• _Assigned task_: After reading each line of the entries, give the number of lines that contain "name" and nothing else.

• _Information given_:
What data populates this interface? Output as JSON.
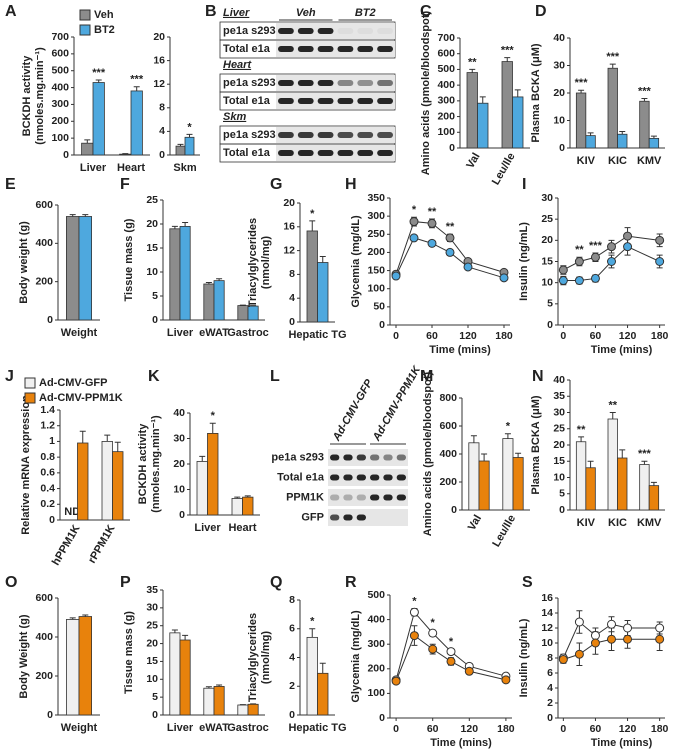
{
  "chart_data": [
    {
      "panel": "A",
      "type": "bar",
      "ylabel": [
        "BCKDH activity",
        "(nmoles.mg.min⁻¹)"
      ],
      "categories": [
        "Liver",
        "Heart"
      ],
      "series": [
        {
          "name": "Veh",
          "color": "#8c8c8c",
          "values": [
            70,
            5
          ],
          "errors": [
            20,
            3
          ]
        },
        {
          "name": "BT2",
          "color": "#4ea8de",
          "values": [
            430,
            380
          ],
          "errors": [
            15,
            25
          ]
        }
      ],
      "stars": [
        "***",
        "***"
      ],
      "ylim": [
        0,
        700
      ],
      "yticks": [
        0,
        100,
        200,
        300,
        400,
        500,
        600,
        700
      ],
      "legend": true
    },
    {
      "type": "bar",
      "categories": [
        "Skm"
      ],
      "series": [
        {
          "color": "#8c8c8c",
          "values": [
            1.5
          ],
          "errors": [
            0.3
          ]
        },
        {
          "color": "#4ea8de",
          "values": [
            3
          ],
          "errors": [
            0.5
          ]
        }
      ],
      "stars": [
        "*"
      ],
      "ylim": [
        0,
        20
      ],
      "yticks": [
        0,
        4,
        8,
        12,
        16,
        20
      ]
    },
    {
      "panel": "B",
      "type": "blot",
      "groups": [
        "Veh",
        "BT2"
      ],
      "sections": [
        {
          "tissue": "Liver",
          "rows": [
            "pe1a s293",
            "Total e1a"
          ]
        },
        {
          "tissue": "Heart",
          "rows": [
            "pe1a s293",
            "Total e1a"
          ]
        },
        {
          "tissue": "Skm",
          "rows": [
            "pe1a s293",
            "Total e1a"
          ]
        }
      ]
    },
    {
      "panel": "C",
      "type": "bar",
      "ylabel": [
        "Amino acids (pmole/bloodspot)"
      ],
      "categories": [
        "Val",
        "Leu/Ile"
      ],
      "series": [
        {
          "color": "#8c8c8c",
          "values": [
            480,
            550
          ],
          "errors": [
            20,
            25
          ]
        },
        {
          "color": "#4ea8de",
          "values": [
            285,
            325
          ],
          "errors": [
            40,
            45
          ]
        }
      ],
      "stars": [
        "**",
        "***"
      ],
      "ylim": [
        0,
        700
      ],
      "yticks": [
        0,
        100,
        200,
        300,
        400,
        500,
        600,
        700
      ],
      "rotate_labels": true
    },
    {
      "panel": "D",
      "type": "bar",
      "ylabel": [
        "Plasma BCKA (μM)"
      ],
      "categories": [
        "KIV",
        "KIC",
        "KMV"
      ],
      "series": [
        {
          "color": "#8c8c8c",
          "values": [
            20,
            29,
            17
          ],
          "errors": [
            1,
            1.5,
            1
          ]
        },
        {
          "color": "#4ea8de",
          "values": [
            4.5,
            5,
            3.5
          ],
          "errors": [
            1,
            1,
            0.8
          ]
        }
      ],
      "stars": [
        "***",
        "***",
        "***"
      ],
      "ylim": [
        0,
        40
      ],
      "yticks": [
        0,
        10,
        20,
        30,
        40
      ]
    },
    {
      "panel": "E",
      "type": "bar",
      "ylabel": [
        "Body weight (g)"
      ],
      "categories": [
        "Weight"
      ],
      "series": [
        {
          "color": "#8c8c8c",
          "values": [
            540
          ],
          "errors": [
            10
          ]
        },
        {
          "color": "#4ea8de",
          "values": [
            540
          ],
          "errors": [
            10
          ]
        }
      ],
      "ylim": [
        0,
        600
      ],
      "yticks": [
        0,
        200,
        400,
        600
      ]
    },
    {
      "panel": "F",
      "type": "bar",
      "ylabel": [
        "Tissue mass (g)"
      ],
      "categories": [
        "Liver",
        "eWAT",
        "Gastroc"
      ],
      "series": [
        {
          "color": "#8c8c8c",
          "values": [
            19,
            7.5,
            3
          ],
          "errors": [
            0.5,
            0.3,
            0.1
          ]
        },
        {
          "color": "#4ea8de",
          "values": [
            19.5,
            8.2,
            2.9
          ],
          "errors": [
            0.8,
            0.4,
            0.1
          ]
        }
      ],
      "ylim": [
        0,
        25
      ],
      "yticks": [
        0,
        5,
        10,
        15,
        20,
        25
      ]
    },
    {
      "panel": "G",
      "type": "bar",
      "ylabel": [
        "Triacylglycerides",
        "(nmol/mg)"
      ],
      "categories": [
        "Hepatic TG"
      ],
      "series": [
        {
          "color": "#8c8c8c",
          "values": [
            15.3
          ],
          "errors": [
            1.7
          ]
        },
        {
          "color": "#4ea8de",
          "values": [
            10
          ],
          "errors": [
            1
          ]
        }
      ],
      "stars": [
        "*"
      ],
      "ylim": [
        0,
        20
      ],
      "yticks": [
        0,
        4,
        8,
        12,
        16,
        20
      ]
    },
    {
      "panel": "H",
      "type": "line",
      "ylabel": [
        "Glycemia (mg/dL)"
      ],
      "xlabel": "Time (mins)",
      "x": [
        0,
        30,
        60,
        90,
        120,
        180
      ],
      "series": [
        {
          "color": "#8c8c8c",
          "values": [
            140,
            285,
            280,
            240,
            175,
            145
          ],
          "errors": [
            8,
            12,
            12,
            10,
            8,
            6
          ]
        },
        {
          "color": "#4ea8de",
          "values": [
            135,
            240,
            225,
            200,
            160,
            130
          ],
          "errors": [
            6,
            8,
            8,
            8,
            6,
            6
          ]
        }
      ],
      "stars": [
        null,
        "*",
        "**",
        "**",
        null,
        null
      ],
      "xlim": [
        -10,
        190
      ],
      "xticks": [
        0,
        60,
        120,
        180
      ],
      "ylim": [
        0,
        350
      ],
      "yticks": [
        0,
        50,
        100,
        150,
        200,
        250,
        300,
        350
      ]
    },
    {
      "panel": "I",
      "type": "line",
      "ylabel": [
        "Insulin (ng/mL)"
      ],
      "xlabel": "Time (mins)",
      "x": [
        0,
        30,
        60,
        90,
        120,
        180
      ],
      "series": [
        {
          "color": "#8c8c8c",
          "values": [
            13,
            15,
            16,
            18.5,
            21,
            20
          ],
          "errors": [
            1,
            1,
            1,
            1.5,
            2,
            1.5
          ]
        },
        {
          "color": "#4ea8de",
          "values": [
            10.5,
            10.5,
            11,
            15,
            18.5,
            15
          ],
          "errors": [
            1,
            0.8,
            0.8,
            1.5,
            2,
            1.5
          ]
        }
      ],
      "stars": [
        null,
        "**",
        "***",
        null,
        null,
        null
      ],
      "xlim": [
        -10,
        190
      ],
      "xticks": [
        0,
        60,
        120,
        180
      ],
      "ylim": [
        0,
        30
      ],
      "yticks": [
        0,
        5,
        10,
        15,
        20,
        25,
        30
      ]
    },
    {
      "panel": "J",
      "type": "bar",
      "ylabel": [
        "Relative mRNA expression"
      ],
      "categories": [
        "hPPM1K",
        "rPPM1K"
      ],
      "series": [
        {
          "name": "Ad-CMV-GFP",
          "color": "#f0f0f0",
          "values": [
            null,
            1.0
          ],
          "value_labels": [
            "ND",
            null
          ],
          "errors": [
            null,
            0.08
          ]
        },
        {
          "name": "Ad-CMV-PPM1K",
          "color": "#e8820c",
          "values": [
            0.98,
            0.87
          ],
          "errors": [
            0.15,
            0.12
          ]
        }
      ],
      "ylim": [
        0,
        1.4
      ],
      "yticks": [
        0,
        0.2,
        0.4,
        0.6,
        0.8,
        1,
        1.2,
        1.4
      ],
      "legend": true,
      "rotate_labels": true
    },
    {
      "panel": "K",
      "type": "bar",
      "ylabel": [
        "BCKDH activity",
        "(nmoles.mg.min⁻¹)"
      ],
      "categories": [
        "Liver",
        "Heart"
      ],
      "series": [
        {
          "color": "#f0f0f0",
          "values": [
            21,
            6.5
          ],
          "errors": [
            2,
            0.5
          ]
        },
        {
          "color": "#e8820c",
          "values": [
            32,
            7
          ],
          "errors": [
            4,
            0.5
          ]
        }
      ],
      "stars": [
        "*",
        null
      ],
      "ylim": [
        0,
        40
      ],
      "yticks": [
        0,
        10,
        20,
        30,
        40
      ]
    },
    {
      "panel": "L",
      "type": "blot",
      "groups": [
        "Ad-CMV-GFP",
        "Ad-CMV-PPM1K"
      ],
      "sections": [
        {
          "rows": [
            "pe1a s293",
            "Total e1a",
            "PPM1K",
            "GFP"
          ]
        }
      ]
    },
    {
      "panel": "M",
      "type": "bar",
      "ylabel": [
        "Amino acids (pmole/bloodspot)"
      ],
      "categories": [
        "Val",
        "Leu/Ile"
      ],
      "series": [
        {
          "color": "#f0f0f0",
          "values": [
            480,
            510
          ],
          "errors": [
            50,
            35
          ]
        },
        {
          "color": "#e8820c",
          "values": [
            350,
            375
          ],
          "errors": [
            50,
            30
          ]
        }
      ],
      "stars": [
        null,
        "*"
      ],
      "ylim": [
        0,
        800
      ],
      "yticks": [
        0,
        200,
        400,
        600,
        800
      ],
      "rotate_labels": true
    },
    {
      "panel": "N",
      "type": "bar",
      "ylabel": [
        "Plasma BCKA (μM)"
      ],
      "categories": [
        "KIV",
        "KIC",
        "KMV"
      ],
      "series": [
        {
          "color": "#f0f0f0",
          "values": [
            21,
            28,
            14
          ],
          "errors": [
            1.5,
            2,
            1
          ]
        },
        {
          "color": "#e8820c",
          "values": [
            13,
            16,
            7.5
          ],
          "errors": [
            2,
            2.5,
            1
          ]
        }
      ],
      "stars": [
        "**",
        "**",
        "***"
      ],
      "ylim": [
        0,
        40
      ],
      "yticks": [
        0,
        5,
        10,
        15,
        20,
        25,
        30,
        35,
        40
      ]
    },
    {
      "panel": "O",
      "type": "bar",
      "ylabel": [
        "Body Weight (g)"
      ],
      "categories": [
        "Weight"
      ],
      "series": [
        {
          "color": "#f0f0f0",
          "values": [
            490
          ],
          "errors": [
            8
          ]
        },
        {
          "color": "#e8820c",
          "values": [
            505
          ],
          "errors": [
            8
          ]
        }
      ],
      "ylim": [
        0,
        600
      ],
      "yticks": [
        0,
        200,
        400,
        600
      ]
    },
    {
      "panel": "P",
      "type": "bar",
      "ylabel": [
        "Tissue mass (g)"
      ],
      "categories": [
        "Liver",
        "eWAT",
        "Gastroc"
      ],
      "series": [
        {
          "color": "#f0f0f0",
          "values": [
            23,
            7.5,
            2.8
          ],
          "errors": [
            0.8,
            0.4,
            0.1
          ]
        },
        {
          "color": "#e8820c",
          "values": [
            21,
            8,
            3
          ],
          "errors": [
            1.3,
            0.4,
            0.1
          ]
        }
      ],
      "ylim": [
        0,
        35
      ],
      "yticks": [
        0,
        5,
        10,
        15,
        20,
        25,
        30,
        35
      ]
    },
    {
      "panel": "Q",
      "type": "bar",
      "ylabel": [
        "Triacylglycerides",
        "(nmol/mg)"
      ],
      "categories": [
        "Hepatic TG"
      ],
      "series": [
        {
          "color": "#f0f0f0",
          "values": [
            5.4
          ],
          "errors": [
            0.6
          ]
        },
        {
          "color": "#e8820c",
          "values": [
            2.9
          ],
          "errors": [
            0.7
          ]
        }
      ],
      "stars": [
        "*"
      ],
      "ylim": [
        0,
        8
      ],
      "yticks": [
        0,
        2,
        4,
        6,
        8
      ]
    },
    {
      "panel": "R",
      "type": "line",
      "ylabel": [
        "Glycemia (mg/dL)"
      ],
      "xlabel": "Time (mins)",
      "x": [
        0,
        30,
        60,
        90,
        120,
        180
      ],
      "series": [
        {
          "color": "#ffffff",
          "values": [
            155,
            430,
            345,
            270,
            210,
            170
          ],
          "errors": [
            8,
            15,
            12,
            10,
            8,
            6
          ]
        },
        {
          "color": "#e8820c",
          "values": [
            150,
            335,
            280,
            230,
            190,
            155
          ],
          "errors": [
            8,
            40,
            20,
            15,
            10,
            8
          ]
        }
      ],
      "stars": [
        null,
        "*",
        "*",
        "*",
        null,
        null
      ],
      "xlim": [
        -10,
        190
      ],
      "xticks": [
        0,
        60,
        120,
        180
      ],
      "ylim": [
        0,
        500
      ],
      "yticks": [
        0,
        100,
        200,
        300,
        400,
        500
      ]
    },
    {
      "panel": "S",
      "type": "line",
      "ylabel": [
        "Insulin (ng/mL)"
      ],
      "xlabel": "Time (mins)",
      "x": [
        0,
        30,
        60,
        90,
        120,
        180
      ],
      "series": [
        {
          "color": "#ffffff",
          "values": [
            8,
            12.8,
            11,
            12.5,
            12,
            12
          ],
          "errors": [
            0.5,
            1.5,
            1,
            1,
            1,
            0.8
          ]
        },
        {
          "color": "#e8820c",
          "values": [
            7.8,
            8.5,
            10,
            10.5,
            10.5,
            10.5
          ],
          "errors": [
            0.5,
            1.5,
            1.5,
            1.5,
            1.2,
            1.5
          ]
        }
      ],
      "xlim": [
        -10,
        190
      ],
      "xticks": [
        0,
        60,
        120,
        180
      ],
      "ylim": [
        0,
        16
      ],
      "yticks": [
        0,
        2,
        4,
        6,
        8,
        10,
        12,
        14,
        16
      ]
    }
  ]
}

• _Problem solution_: 4